EXERCISE DIRECTIONS -
Word for word, restate every line of the listing that follows.

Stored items
::::
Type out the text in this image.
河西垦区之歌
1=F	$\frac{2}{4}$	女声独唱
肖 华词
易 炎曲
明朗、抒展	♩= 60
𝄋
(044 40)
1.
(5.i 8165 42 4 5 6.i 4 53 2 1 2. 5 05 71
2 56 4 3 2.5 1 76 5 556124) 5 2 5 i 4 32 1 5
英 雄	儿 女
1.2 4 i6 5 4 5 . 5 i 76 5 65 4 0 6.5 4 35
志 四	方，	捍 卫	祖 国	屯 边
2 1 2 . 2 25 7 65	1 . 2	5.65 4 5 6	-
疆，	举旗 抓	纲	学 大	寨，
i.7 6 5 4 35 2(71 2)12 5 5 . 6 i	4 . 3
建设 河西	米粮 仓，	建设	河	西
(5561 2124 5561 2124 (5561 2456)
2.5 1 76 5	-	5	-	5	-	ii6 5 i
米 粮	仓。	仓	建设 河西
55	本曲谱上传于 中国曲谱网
::::
ANSWER TO THIS TASK -
Type out the text in this image.
河西垦区之歌
1=F	$\frac{2}{4}$	女声独唱
肖 华词
易 炎曲
明朗、抒展	♩= 60
𝄋
(044 40)
1.
(5.i 8165 42 4 5 6.i 4 53 2 1 2. 5 05 71
2 56 4 3 2.5 1 76 5 556124) 5 2 5 i 4 32 1 5
英 雄	儿 女
1.2 4 i6 5 4 5 . 5 i 76 5 65 4 0 6.5 4 35
志 四	方，	捍 卫	祖 国	屯 边
2 1 2 . 2 25 7 65	1 . 2	5.65 4 5 6	-
疆，	举旗 抓	纲	学 大	寨，
i.7 6 5 4 35 2(71 2)12 5 5 . 6 i	4 . 3
建设 河西	米粮 仓，	建设	河	西
(5561 2124 5561 2124 (5561 2456)
2.5 1 76 5	-	5	-	5	-	ii6 5 i
米 粮	仓。	仓	建设 河西
55	本曲谱上传于 中国曲谱网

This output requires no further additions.